● Source extract:
Military space opera that just keeps kicking the heartstrings

The mornings are starting to get crisp and cool. Being able to spend the mornings out on the porch reading good books is just amazing. I could use the cool mornings with all the adrenaline pumping from the third novel in the ATLAS series.

ATLAS 3 by Isaac Hooke

This was another emotional installment in the ATLAS series. Nothing that happens is overly surprising as the plot of the story is rather logical. They are fighting a war.  What I did not see coming was the ending--again! Seriously diabolical cliffhanger genius.

The story isn't any different from the two that came before. War, bloodshed, adrenaline, cliché topics repeated from the first two novels. Yet, I could not put the book down and was blindsided by the ending again. The characters continue to have an excellent development. We get the chance for another perspective when the teams are split and Tahoe becomes the point of view.

● Written task: Carry on the review of ATLAS 3 from the point where it stops. The material that comes after has no connection to the review of ATLAS 3.

● Records supplied:
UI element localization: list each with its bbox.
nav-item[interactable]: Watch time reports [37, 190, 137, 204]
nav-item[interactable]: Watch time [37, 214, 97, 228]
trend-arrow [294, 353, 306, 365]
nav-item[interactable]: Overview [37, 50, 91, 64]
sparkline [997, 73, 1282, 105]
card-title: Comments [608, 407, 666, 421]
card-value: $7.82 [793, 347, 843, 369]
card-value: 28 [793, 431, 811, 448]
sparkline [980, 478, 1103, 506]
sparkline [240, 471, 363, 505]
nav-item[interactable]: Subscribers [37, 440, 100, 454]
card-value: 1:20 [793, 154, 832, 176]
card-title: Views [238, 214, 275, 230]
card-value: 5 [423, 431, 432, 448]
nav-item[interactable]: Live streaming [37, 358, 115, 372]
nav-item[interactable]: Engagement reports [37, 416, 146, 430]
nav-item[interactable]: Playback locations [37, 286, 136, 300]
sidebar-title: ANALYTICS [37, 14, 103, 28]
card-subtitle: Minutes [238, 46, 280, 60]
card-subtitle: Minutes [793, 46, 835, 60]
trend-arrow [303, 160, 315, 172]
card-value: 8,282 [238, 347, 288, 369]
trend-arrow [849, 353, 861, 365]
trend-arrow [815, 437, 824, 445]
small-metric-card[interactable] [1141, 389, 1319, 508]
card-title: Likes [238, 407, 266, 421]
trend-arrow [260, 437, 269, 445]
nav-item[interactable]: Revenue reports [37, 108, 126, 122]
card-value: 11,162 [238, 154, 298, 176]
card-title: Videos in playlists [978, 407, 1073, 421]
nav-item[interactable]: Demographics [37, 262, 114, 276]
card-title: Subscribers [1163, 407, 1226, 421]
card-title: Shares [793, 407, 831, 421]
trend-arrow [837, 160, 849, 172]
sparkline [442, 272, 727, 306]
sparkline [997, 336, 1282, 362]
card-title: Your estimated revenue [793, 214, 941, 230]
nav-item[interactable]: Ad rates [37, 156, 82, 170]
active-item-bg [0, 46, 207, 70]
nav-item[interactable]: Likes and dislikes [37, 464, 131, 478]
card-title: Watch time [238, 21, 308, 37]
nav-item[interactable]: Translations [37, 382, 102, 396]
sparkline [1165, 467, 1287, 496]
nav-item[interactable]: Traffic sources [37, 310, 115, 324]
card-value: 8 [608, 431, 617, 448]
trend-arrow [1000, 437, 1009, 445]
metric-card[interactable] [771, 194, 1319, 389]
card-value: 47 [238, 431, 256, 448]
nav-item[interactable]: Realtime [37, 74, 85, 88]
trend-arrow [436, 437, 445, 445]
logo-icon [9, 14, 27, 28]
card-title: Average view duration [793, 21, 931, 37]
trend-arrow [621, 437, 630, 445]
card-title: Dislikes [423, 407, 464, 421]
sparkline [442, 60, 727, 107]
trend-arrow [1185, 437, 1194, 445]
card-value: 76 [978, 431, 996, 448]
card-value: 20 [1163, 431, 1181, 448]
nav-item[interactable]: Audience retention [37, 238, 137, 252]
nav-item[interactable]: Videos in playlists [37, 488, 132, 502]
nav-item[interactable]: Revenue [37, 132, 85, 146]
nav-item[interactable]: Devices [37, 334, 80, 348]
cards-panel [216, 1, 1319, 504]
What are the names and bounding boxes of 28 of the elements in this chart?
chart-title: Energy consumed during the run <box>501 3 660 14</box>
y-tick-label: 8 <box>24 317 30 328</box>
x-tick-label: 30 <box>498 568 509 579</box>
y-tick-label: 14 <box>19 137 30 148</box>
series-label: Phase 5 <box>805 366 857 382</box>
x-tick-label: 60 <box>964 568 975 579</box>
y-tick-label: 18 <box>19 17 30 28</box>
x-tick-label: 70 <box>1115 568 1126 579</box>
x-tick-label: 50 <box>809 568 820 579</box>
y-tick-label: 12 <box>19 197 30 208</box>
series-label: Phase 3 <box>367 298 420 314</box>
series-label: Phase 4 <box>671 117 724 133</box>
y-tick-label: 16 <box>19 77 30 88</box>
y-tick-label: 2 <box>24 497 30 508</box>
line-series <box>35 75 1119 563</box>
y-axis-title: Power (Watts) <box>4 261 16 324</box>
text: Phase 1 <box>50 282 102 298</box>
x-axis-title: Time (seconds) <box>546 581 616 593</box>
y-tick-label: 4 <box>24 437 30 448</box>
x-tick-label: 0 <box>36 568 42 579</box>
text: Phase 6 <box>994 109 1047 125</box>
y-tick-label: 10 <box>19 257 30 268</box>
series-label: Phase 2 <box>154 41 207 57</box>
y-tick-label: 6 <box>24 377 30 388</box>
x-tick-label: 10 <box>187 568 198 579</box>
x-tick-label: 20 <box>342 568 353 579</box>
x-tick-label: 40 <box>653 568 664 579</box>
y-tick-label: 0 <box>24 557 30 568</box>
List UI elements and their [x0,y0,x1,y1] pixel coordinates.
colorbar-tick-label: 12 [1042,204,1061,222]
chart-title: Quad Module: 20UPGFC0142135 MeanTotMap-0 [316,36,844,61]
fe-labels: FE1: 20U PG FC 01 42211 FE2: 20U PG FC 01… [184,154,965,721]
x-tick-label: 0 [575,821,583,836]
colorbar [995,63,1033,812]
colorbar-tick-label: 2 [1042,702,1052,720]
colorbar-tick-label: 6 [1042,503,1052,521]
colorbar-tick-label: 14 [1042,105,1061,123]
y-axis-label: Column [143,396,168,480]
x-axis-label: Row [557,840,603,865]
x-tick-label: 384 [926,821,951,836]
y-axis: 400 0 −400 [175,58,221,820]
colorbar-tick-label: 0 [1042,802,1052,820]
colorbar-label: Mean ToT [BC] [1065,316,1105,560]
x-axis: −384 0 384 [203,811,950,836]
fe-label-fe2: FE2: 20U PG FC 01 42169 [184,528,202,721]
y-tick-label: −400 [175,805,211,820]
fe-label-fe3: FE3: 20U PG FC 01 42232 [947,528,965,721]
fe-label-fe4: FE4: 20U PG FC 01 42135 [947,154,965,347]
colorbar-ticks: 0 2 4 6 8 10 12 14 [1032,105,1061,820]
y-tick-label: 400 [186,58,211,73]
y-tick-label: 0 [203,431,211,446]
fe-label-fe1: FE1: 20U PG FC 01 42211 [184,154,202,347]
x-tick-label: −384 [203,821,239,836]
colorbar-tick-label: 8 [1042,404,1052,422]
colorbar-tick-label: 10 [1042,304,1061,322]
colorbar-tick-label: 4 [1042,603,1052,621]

● Exercise result:
We are facing another battle of the same crazy war for humanity. The previous enemies have banded together in the face of a new foe. A stronger, more disturbingly alien foe. We meet several new species of weirdness that just make me wonder how authors come up with aliens. (Kind of my sticking point with sci-fi novels is the absolute creation of races that have no logical existence. Here included.) This novel gets more in depth with the Phants and their motives for being on earth. The color coded mystery is also solved. My favorite part of the story was hearing the war from their stance and getting a history of their race. I actually wish there was more of the Phants interaction.

The reuniting of Shaw and Rade is very well handled leading to an emotional pounding at the end. I knew it was coming and yet there is still hope that around the next corner there is going to be some miracle. It is so obvious but still heartrending. The whole war wraps up and it seems like there is healing and conclusion. Then the epilogue. Geez--what a cliffhanger.

There better be another novel. For now, I'll have to go pick up the short stories to get my MOTH fix. I really cannot recommend this series enough. It isn't going to be breaking any literary barriers, but the stories are just so immersive and amazing.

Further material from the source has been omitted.